Pick out all lines in the listing holding the string "number" and copy them.

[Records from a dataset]
○ ○ ○
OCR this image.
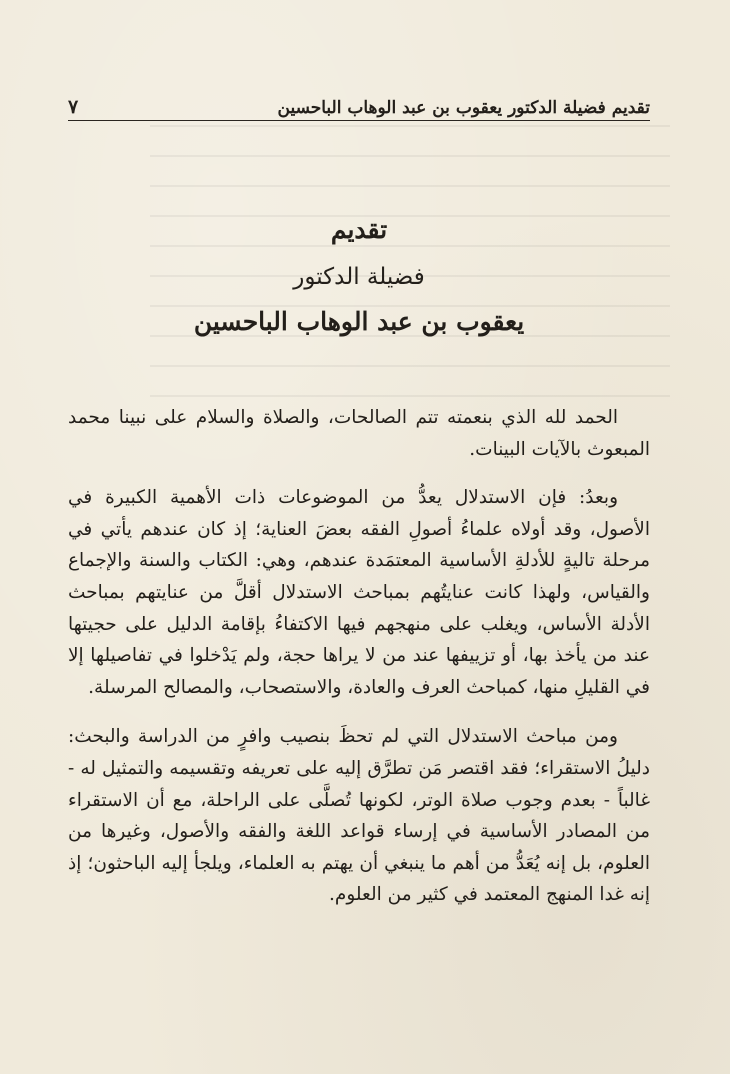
تقديم فضيلة الدكتور يعقوب بن عبد الوهاب الباحسين
٧
تقديم
فضيلة الدكتور
يعقوب بن عبد الوهاب الباحسين

الحمد لله الذي بنعمته تتم الصالحات، والصلاة والسلام على نبينا محمد المبعوث بالآيات البينات.

وبعدُ: فإن الاستدلال يعدُّ من الموضوعات ذات الأهمية الكبيرة في الأصول، وقد أولاه علماءُ أصولِ الفقه بعضَ العناية؛ إذ كان عندهم يأتي في مرحلة تاليةٍ للأدلةِ الأساسية المعتمَدة عندهم، وهي: الكتاب والسنة والإجماع والقياس، ولهذا كانت عنايتُهم بمباحث الاستدلال أقلَّ من عنايتهم بمباحث الأدلة الأساس، ويغلب على منهجهم فيها الاكتفاءُ بإقامة الدليل على حجيتها عند من يأخذ بها، أو تزييفها عند من لا يراها حجة، ولم يَدْخلوا في تفاصيلها إلا في القليلِ منها، كمباحث العرف والعادة، والاستصحاب، والمصالح المرسلة.

ومن مباحث الاستدلال التي لم تحظَ بنصيب وافرٍ من الدراسة والبحث: دليلُ الاستقراء؛ فقد اقتصر مَن تطرَّق إليه على تعريفه وتقسيمه والتمثيل له - غالباً - بعدم وجوب صلاة الوتر، لكونها تُصلَّى على الراحلة، مع أن الاستقراء من المصادر الأساسية في إرساء قواعد اللغة والفقه والأصول، وغيرها من العلوم، بل إنه يُعَدُّ من أهم ما ينبغي أن يهتم به العلماء، ويلجأ إليه الباحثون؛ إذ إنه غدا المنهج المعتمد في كثير من العلوم.
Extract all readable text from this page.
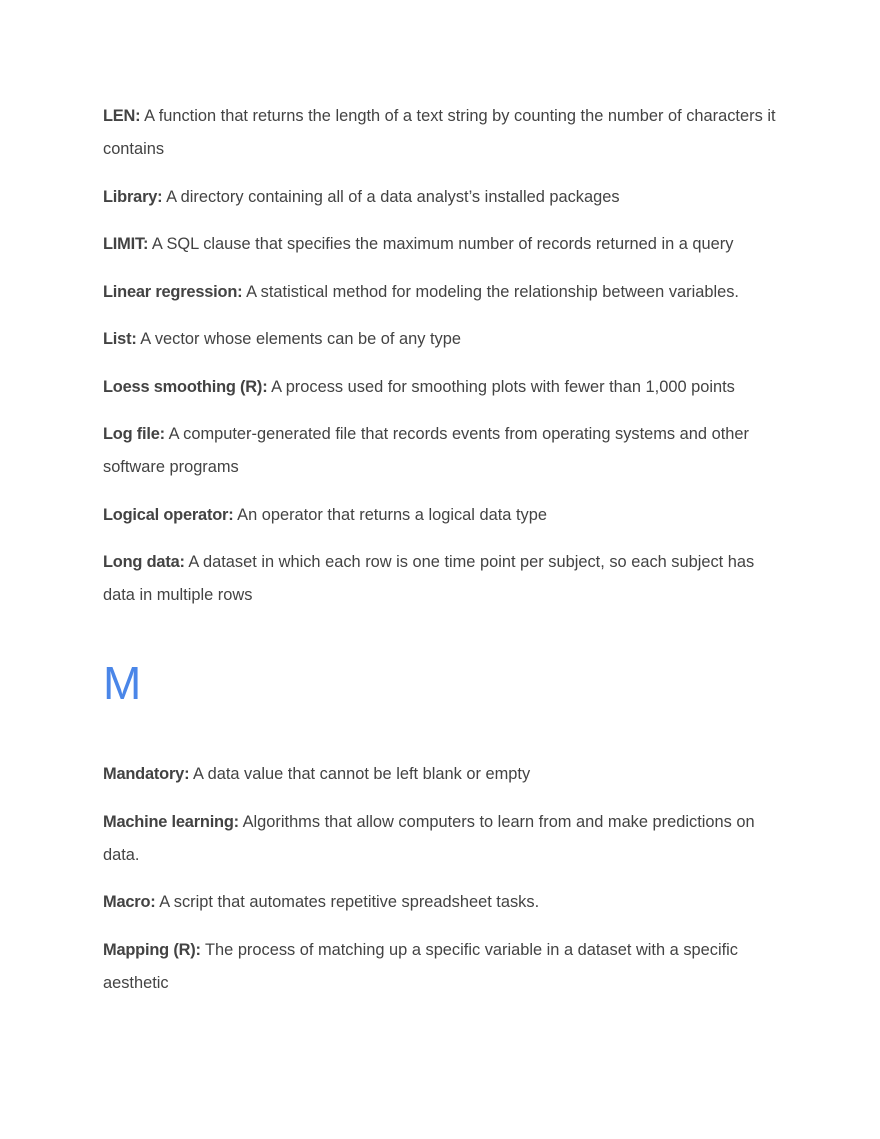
LEN: A function that returns the length of a text string by counting the number of characters it contains

Library: A directory containing all of a data analyst’s installed packages

LIMIT: A SQL clause that specifies the maximum number of records returned in a query

Linear regression: A statistical method for modeling the relationship between variables.

List: A vector whose elements can be of any type

Loess smoothing (R): A process used for smoothing plots with fewer than 1,000 points

Log file: A computer-generated file that records events from operating systems and other software programs

Logical operator: An operator that returns a logical data type

Long data: A dataset in which each row is one time point per subject, so each subject has data in multiple rows

M

Mandatory: A data value that cannot be left blank or empty

Machine learning: Algorithms that allow computers to learn from and make predictions on data.

Macro: A script that automates repetitive spreadsheet tasks.

Mapping (R): The process of matching up a specific variable in a dataset with a specific aesthetic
○ ○ ○
# RESULT FOR THIS EXERCISE
LEN: A function that returns the length of a text string by counting the number of characters it contains
LIMIT: A SQL clause that specifies the maximum number of records returned in a query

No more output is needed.